Collected data entries >>
Begin
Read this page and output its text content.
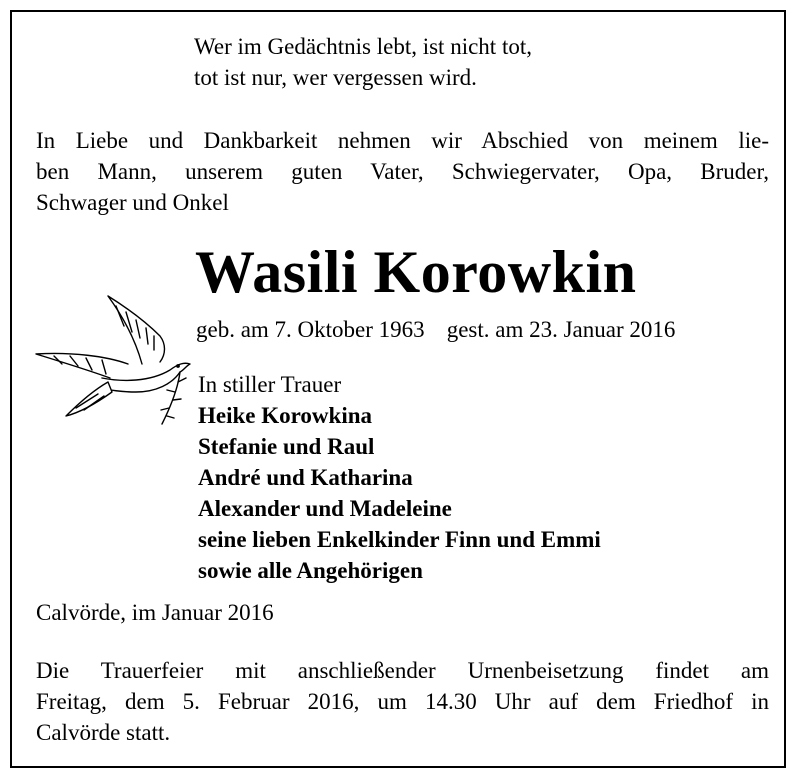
Wer im Gedächtnis lebt, ist nicht tot,
tot ist nur, wer vergessen wird.
In Liebe und Dankbarkeit nehmen wir Abschied von meinem lie-
ben Mann, unserem guten Vater, Schwiegervater, Opa, Bruder,
Schwager und Onkel
Wasili Korowkin
geb. am 7. Oktober 1963 gest. am 23. Januar 2016
In stiller Trauer
Heike Korowkina
Stefanie und Raul
André und Katharina
Alexander und Madeleine
seine lieben Enkelkinder Finn und Emmi
sowie alle Angehörigen
Calvörde, im Januar 2016
Die Trauerfeier mit anschließender Urnenbeisetzung findet am
Freitag, dem 5. Februar 2016, um 14.30 Uhr auf dem Friedhof in
Calvörde statt.
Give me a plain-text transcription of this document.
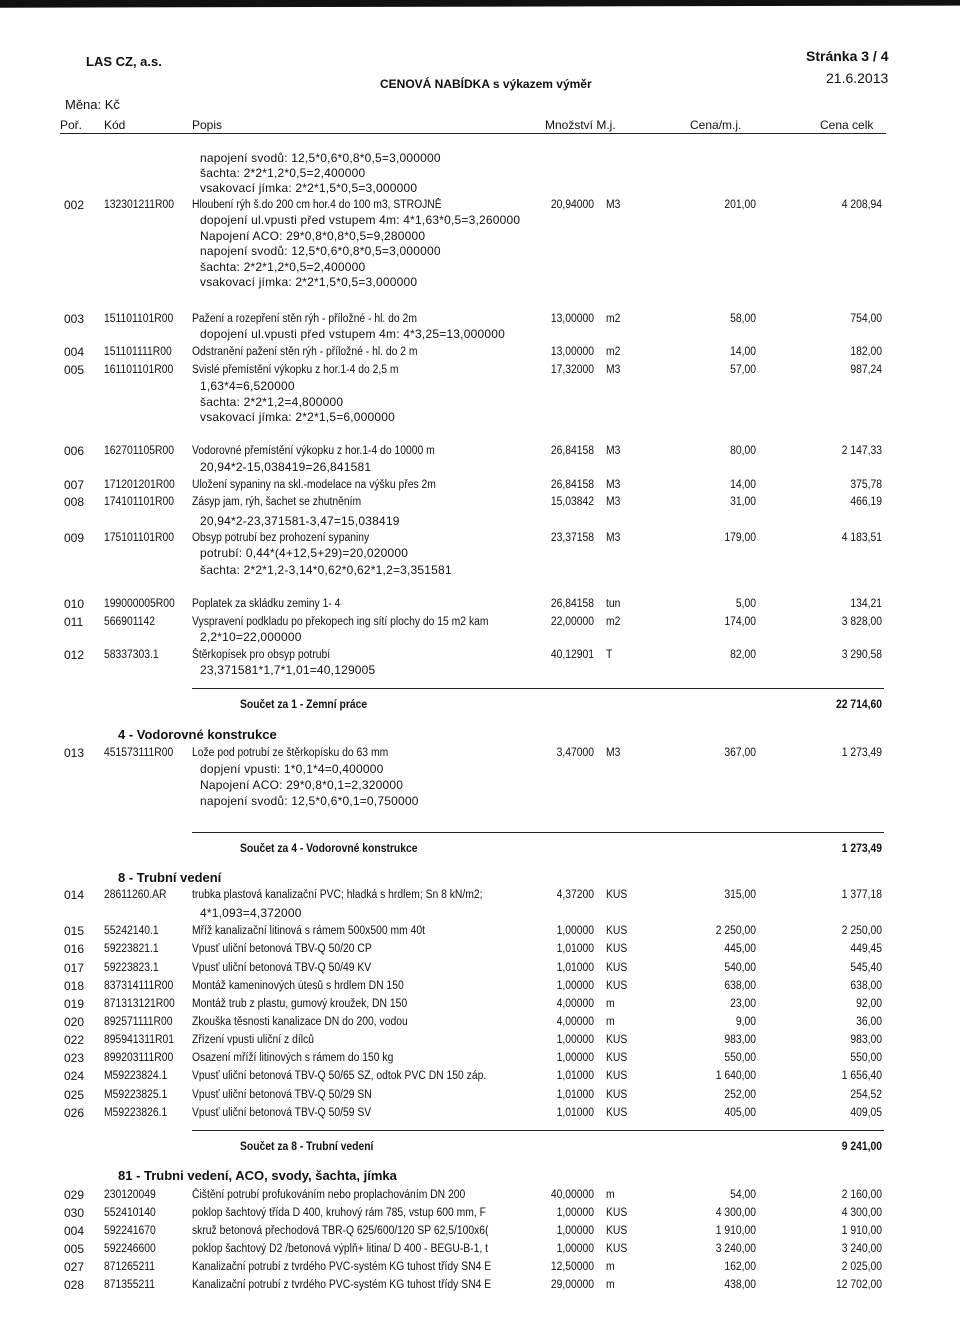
LAS CZ, a.s.
CENOVÁ NABÍDKA s výkazem výměr
Stránka 3 / 4
21.6.2013
Měna: Kč
Poř. Kód	Popis	Množství M.j.	Cena/m.j.	Cena celk
napojení svodů: 12,5*0,6*0,8*0,5=3,000000
šachta: 2*2*1,2*0,5=2,400000
vsakovací jímka: 2*2*1,5*0,5=3,000000
002 132301211R00 Hloubení rýh š.do 200 cm hor.4 do 100 m3, STROJNĚ	20,94000 M3	201,00	4 208,94
dopojení ul.vpusti před vstupem 4m: 4*1,63*0,5=3,260000
Napojení ACO: 29*0,8*0,8*0,5=9,280000
napojení svodů: 12,5*0,6*0,8*0,5=3,000000
šachta: 2*2*1,2*0,5=2,400000
vsakovací jímka: 2*2*1,5*0,5=3,000000
003 151101101R00 Pažení a rozepření stěn rýh - příložné - hl. do 2m	13,00000 m2	58,00	754,00
dopojení ul.vpusti před vstupem 4m: 4*3,25=13,000000
004 151101111R00 Odstranění pažení stěn rýh - příložné - hl. do 2 m	13,00000 m2	14,00	182,00
005 161101101R00 Svislé přemístění výkopku z hor.1-4 do 2,5 m	17,32000 M3	57,00	987,24
1,63*4=6,520000
šachta: 2*2*1,2=4,800000
vsakovací jímka: 2*2*1,5=6,000000
006 162701105R00 Vodorovné přemístění výkopku z hor.1-4 do 10000 m	26,84158 M3	80,00	2 147,33
20,94*2-15,038419=26,841581
007 171201201R00 Uložení sypaniny na skl.-modelace na výšku přes 2m	26,84158 M3	14,00	375,78
008 174101101R00 Zásyp jam, rýh, šachet se zhutněním	15,03842 M3	31,00	466,19
20,94*2-23,371581-3,47=15,038419
009 175101101R00 Obsyp potrubí bez prohození sypaniny	23,37158 M3	179,00	4 183,51
potrubí: 0,44*(4+12,5+29)=20,020000
šachta: 2*2*1,2-3,14*0,62*0,62*1,2=3,351581
010 199000005R00 Poplatek za skládku zeminy 1- 4	26,84158 tun	5,00	134,21
011 566901142	Vyspravení podkladu po překopech ing sítí plochy do 15 m2 kam	22,00000 m2	174,00	3 828,00
2,2*10=22,000000
012 58337303.1	Štěrkopísek pro obsyp potrubí	40,12901 T	82,00	3 290,58
23,371581*1,7*1,01=40,129005
Součet za 1 - Zemní práce	22 714,60
4 - Vodorovné konstrukce
013 451573111R00 Lože pod potrubí ze štěrkopísku do 63 mm	3,47000 M3	367,00	1 273,49
dopjení vpusti: 1*0,1*4=0,400000
Napojení ACO: 29*0,8*0,1=2,320000
napojení svodů: 12,5*0,6*0,1=0,750000
Součet za 4 - Vodorovné konstrukce	1 273,49
8 - Trubní vedení
014 28611260.AR trubka plastová kanalizační PVC; hladká s hrdlem; Sn 8 kN/m2;	4,37200 KUS	315,00	1 377,18
4*1,093=4,372000
015 55242140.1	Mříž kanalizační litinová s rámem 500x500 mm 40t	1,00000 KUS	2 250,00	2 250,00
016 59223821.1	Vpusť uliční betonová TBV-Q 50/20 CP	1,01000 KUS	445,00	449,45
017 59223823.1	Vpusť uliční betonová TBV-Q 50/49 KV	1,01000 KUS	540,00	545,40
018 837314111R00 Montáž kameninových útesů s hrdlem DN 150	1,00000 KUS	638,00	638,00
019 871313121R00 Montáž trub z plastu, gumový kroužek, DN 150	4,00000 m	23,00	92,00
020 892571111R00 Zkouška těsnosti kanalizace DN do 200, vodou	4,00000 m	9,00	36,00
022 895941311R01 Zřízení vpusti uliční z dílců	1,00000 KUS	983,00	983,00
023 899203111R00 Osazení mříží litinových s rámem do 150 kg	1,00000 KUS	550,00	550,00
024 M59223824.1 Vpusť uliční betonová TBV-Q 50/65 SZ, odtok PVC DN 150 záp.	1,01000 KUS	1 640,00	1 656,40
025 M59223825.1 Vpusť uliční betonová TBV-Q 50/29 SN	1,01000 KUS	252,00	254,52
026 M59223826.1 Vpusť uliční betonová TBV-Q 50/59 SV	1,01000 KUS	405,00	409,05
Součet za 8 - Trubní vedení	9 241,00
81 - Trubni vedení, ACO, svody, šachta, jímka
029 230120049	Čištění potrubí profukováním nebo proplachováním DN 200	40,00000 m	54,00	2 160,00
030 552410140	poklop šachtový třída D 400, kruhový rám 785, vstup 600 mm, F	1,00000 KUS	4 300,00	4 300,00
004 592241670	skruž betonová přechodová TBR-Q 625/600/120 SP 62,5/100x6(	1,00000 KUS	1 910,00	1 910,00
005 592246600	poklop šachtový D2 /betonová výplň+ litina/ D 400 - BEGU-B-1, t	1,00000 KUS	3 240,00	3 240,00
027 871265211	Kanalizační potrubí z tvrdého PVC-systém KG tuhost třídy SN4 E	12,50000 m	162,00	2 025,00
028 871355211	Kanalizační potrubí z tvrdého PVC-systém KG tuhost třídy SN4 E	29,00000 m	438,00	12 702,00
End
EXERCISE DIRECTIONS >> Images in the records should not be copied. Repeat all the rest exactly.

OUTPUT BELOW >>
Read this page and output its text content.
Wer im Gedächtnis lebt, ist nicht tot,
tot ist nur, wer vergessen wird.
In Liebe und Dankbarkeit nehmen wir Abschied von meinem lie-
ben Mann, unserem guten Vater, Schwiegervater, Opa, Bruder,
Schwager und Onkel
Wasili Korowkin
geb. am 7. Oktober 1963 gest. am 23. Januar 2016
In stiller Trauer
Heike Korowkina
Stefanie und Raul
André und Katharina
Alexander und Madeleine
seine lieben Enkelkinder Finn und Emmi
sowie alle Angehörigen
Calvörde, im Januar 2016
Die Trauerfeier mit anschließender Urnenbeisetzung findet am
Freitag, dem 5. Februar 2016, um 14.30 Uhr auf dem Friedhof in
Calvörde statt.
Give me a plain-text transcription of this document.
LAS CZ, a.s.
CENOVÁ NABÍDKA s výkazem výměr
Stránka 3 / 4
21.6.2013
Měna: Kč
Poř. Kód	Popis	Množství M.j.	Cena/m.j.	Cena celk
napojení svodů: 12,5*0,6*0,8*0,5=3,000000
šachta: 2*2*1,2*0,5=2,400000
vsakovací jímka: 2*2*1,5*0,5=3,000000
002 132301211R00 Hloubení rýh š.do 200 cm hor.4 do 100 m3, STROJNĚ	20,94000 M3	201,00	4 208,94
dopojení ul.vpusti před vstupem 4m: 4*1,63*0,5=3,260000
Napojení ACO: 29*0,8*0,8*0,5=9,280000
napojení svodů: 12,5*0,6*0,8*0,5=3,000000
šachta: 2*2*1,2*0,5=2,400000
vsakovací jímka: 2*2*1,5*0,5=3,000000
003 151101101R00 Pažení a rozepření stěn rýh - příložné - hl. do 2m	13,00000 m2	58,00	754,00
dopojení ul.vpusti před vstupem 4m: 4*3,25=13,000000
004 151101111R00 Odstranění pažení stěn rýh - příložné - hl. do 2 m	13,00000 m2	14,00	182,00
005 161101101R00 Svislé přemístění výkopku z hor.1-4 do 2,5 m	17,32000 M3	57,00	987,24
1,63*4=6,520000
šachta: 2*2*1,2=4,800000
vsakovací jímka: 2*2*1,5=6,000000
006 162701105R00 Vodorovné přemístění výkopku z hor.1-4 do 10000 m	26,84158 M3	80,00	2 147,33
20,94*2-15,038419=26,841581
007 171201201R00 Uložení sypaniny na skl.-modelace na výšku přes 2m	26,84158 M3	14,00	375,78
008 174101101R00 Zásyp jam, rýh, šachet se zhutněním	15,03842 M3	31,00	466,19
20,94*2-23,371581-3,47=15,038419
009 175101101R00 Obsyp potrubí bez prohození sypaniny	23,37158 M3	179,00	4 183,51
potrubí: 0,44*(4+12,5+29)=20,020000
šachta: 2*2*1,2-3,14*0,62*0,62*1,2=3,351581
010 199000005R00 Poplatek za skládku zeminy 1- 4	26,84158 tun	5,00	134,21
011 566901142	Vyspravení podkladu po překopech ing sítí plochy do 15 m2 kam	22,00000 m2	174,00	3 828,00
2,2*10=22,000000
012 58337303.1	Štěrkopísek pro obsyp potrubí	40,12901 T	82,00	3 290,58
23,371581*1,7*1,01=40,129005
Součet za 1 - Zemní práce	22 714,60
4 - Vodorovné konstrukce
013 451573111R00 Lože pod potrubí ze štěrkopísku do 63 mm	3,47000 M3	367,00	1 273,49
dopjení vpusti: 1*0,1*4=0,400000
Napojení ACO: 29*0,8*0,1=2,320000
napojení svodů: 12,5*0,6*0,1=0,750000
Součet za 4 - Vodorovné konstrukce	1 273,49
8 - Trubní vedení
014 28611260.AR trubka plastová kanalizační PVC; hladká s hrdlem; Sn 8 kN/m2;	4,37200 KUS	315,00	1 377,18
4*1,093=4,372000
015 55242140.1	Mříž kanalizační litinová s rámem 500x500 mm 40t	1,00000 KUS	2 250,00	2 250,00
016 59223821.1	Vpusť uliční betonová TBV-Q 50/20 CP	1,01000 KUS	445,00	449,45
017 59223823.1	Vpusť uliční betonová TBV-Q 50/49 KV	1,01000 KUS	540,00	545,40
018 837314111R00 Montáž kameninových útesů s hrdlem DN 150	1,00000 KUS	638,00	638,00
019 871313121R00 Montáž trub z plastu, gumový kroužek, DN 150	4,00000 m	23,00	92,00
020 892571111R00 Zkouška těsnosti kanalizace DN do 200, vodou	4,00000 m	9,00	36,00
022 895941311R01 Zřízení vpusti uliční z dílců	1,00000 KUS	983,00	983,00
023 899203111R00 Osazení mříží litinových s rámem do 150 kg	1,00000 KUS	550,00	550,00
024 M59223824.1 Vpusť uliční betonová TBV-Q 50/65 SZ, odtok PVC DN 150 záp.	1,01000 KUS	1 640,00	1 656,40
025 M59223825.1 Vpusť uliční betonová TBV-Q 50/29 SN	1,01000 KUS	252,00	254,52
026 M59223826.1 Vpusť uliční betonová TBV-Q 50/59 SV	1,01000 KUS	405,00	409,05
Součet za 8 - Trubní vedení	9 241,00
81 - Trubni vedení, ACO, svody, šachta, jímka
029 230120049	Čištění potrubí profukováním nebo proplachováním DN 200	40,00000 m	54,00	2 160,00
030 552410140	poklop šachtový třída D 400, kruhový rám 785, vstup 600 mm, F	1,00000 KUS	4 300,00	4 300,00
004 592241670	skruž betonová přechodová TBR-Q 625/600/120 SP 62,5/100x6(	1,00000 KUS	1 910,00	1 910,00
005 592246600	poklop šachtový D2 /betonová výplň+ litina/ D 400 - BEGU-B-1, t	1,00000 KUS	3 240,00	3 240,00
027 871265211	Kanalizační potrubí z tvrdého PVC-systém KG tuhost třídy SN4 E	12,50000 m	162,00	2 025,00
028 871355211	Kanalizační potrubí z tvrdého PVC-systém KG tuhost třídy SN4 E	29,00000 m	438,00	12 702,00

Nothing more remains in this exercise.